-- SOURCE DATA start --

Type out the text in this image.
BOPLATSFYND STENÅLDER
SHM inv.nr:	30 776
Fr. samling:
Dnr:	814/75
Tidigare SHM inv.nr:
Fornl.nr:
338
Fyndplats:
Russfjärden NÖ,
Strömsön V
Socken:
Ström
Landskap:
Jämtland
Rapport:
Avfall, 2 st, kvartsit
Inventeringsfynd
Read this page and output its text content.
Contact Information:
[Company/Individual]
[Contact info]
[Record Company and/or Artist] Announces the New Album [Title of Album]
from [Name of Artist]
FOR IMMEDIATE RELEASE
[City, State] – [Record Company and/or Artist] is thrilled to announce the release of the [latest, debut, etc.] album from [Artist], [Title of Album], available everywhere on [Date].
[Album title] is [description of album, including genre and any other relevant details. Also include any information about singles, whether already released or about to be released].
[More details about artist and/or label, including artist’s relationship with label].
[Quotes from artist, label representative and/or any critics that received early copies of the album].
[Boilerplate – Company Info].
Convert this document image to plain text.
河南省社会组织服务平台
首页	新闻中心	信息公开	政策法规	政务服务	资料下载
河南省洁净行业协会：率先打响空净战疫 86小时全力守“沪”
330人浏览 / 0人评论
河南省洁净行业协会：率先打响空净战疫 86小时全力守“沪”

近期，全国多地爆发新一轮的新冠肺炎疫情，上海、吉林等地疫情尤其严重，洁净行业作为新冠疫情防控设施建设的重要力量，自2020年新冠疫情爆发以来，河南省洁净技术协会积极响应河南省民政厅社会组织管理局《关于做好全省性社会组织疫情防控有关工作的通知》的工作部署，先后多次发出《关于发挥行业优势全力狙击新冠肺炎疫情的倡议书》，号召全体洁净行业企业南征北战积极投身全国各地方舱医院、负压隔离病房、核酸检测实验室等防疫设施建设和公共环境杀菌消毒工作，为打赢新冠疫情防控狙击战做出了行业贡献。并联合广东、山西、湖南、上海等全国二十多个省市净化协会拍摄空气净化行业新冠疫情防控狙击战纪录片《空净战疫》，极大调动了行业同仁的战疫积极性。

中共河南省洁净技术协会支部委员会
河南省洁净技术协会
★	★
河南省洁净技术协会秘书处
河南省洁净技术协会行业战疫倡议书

-- SOURCE DATA end --

- THE REQUEST
Extract the closing run of lines, starting with the one containing "Read this page and output its text content." and ending at the last, exactly as written.

- TASK RESULT
Read this page and output its text content.
Contact Information:
[Company/Individual]
[Contact info]
[Record Company and/or Artist] Announces the New Album [Title of Album]
from [Name of Artist]
FOR IMMEDIATE RELEASE
[City, State] – [Record Company and/or Artist] is thrilled to announce the release of the [latest, debut, etc.] album from [Artist], [Title of Album], available everywhere on [Date].
[Album title] is [description of album, including genre and any other relevant details. Also include any information about singles, whether already released or about to be released].
[More details about artist and/or label, including artist’s relationship with label].
[Quotes from artist, label representative and/or any critics that received early copies of the album].
[Boilerplate – Company Info].
Convert this document image to plain text.
河南省社会组织服务平台
首页	新闻中心	信息公开	政策法规	政务服务	资料下载
河南省洁净行业协会：率先打响空净战疫 86小时全力守“沪”
330人浏览 / 0人评论
河南省洁净行业协会：率先打响空净战疫 86小时全力守“沪”

近期，全国多地爆发新一轮的新冠肺炎疫情，上海、吉林等地疫情尤其严重，洁净行业作为新冠疫情防控设施建设的重要力量，自2020年新冠疫情爆发以来，河南省洁净技术协会积极响应河南省民政厅社会组织管理局《关于做好全省性社会组织疫情防控有关工作的通知》的工作部署，先后多次发出《关于发挥行业优势全力狙击新冠肺炎疫情的倡议书》，号召全体洁净行业企业南征北战积极投身全国各地方舱医院、负压隔离病房、核酸检测实验室等防疫设施建设和公共环境杀菌消毒工作，为打赢新冠疫情防控狙击战做出了行业贡献。并联合广东、山西、湖南、上海等全国二十多个省市净化协会拍摄空气净化行业新冠疫情防控狙击战纪录片《空净战疫》，极大调动了行业同仁的战疫积极性。

中共河南省洁净技术协会支部委员会
河南省洁净技术协会
★	★
河南省洁净技术协会秘书处
河南省洁净技术协会行业战疫倡议书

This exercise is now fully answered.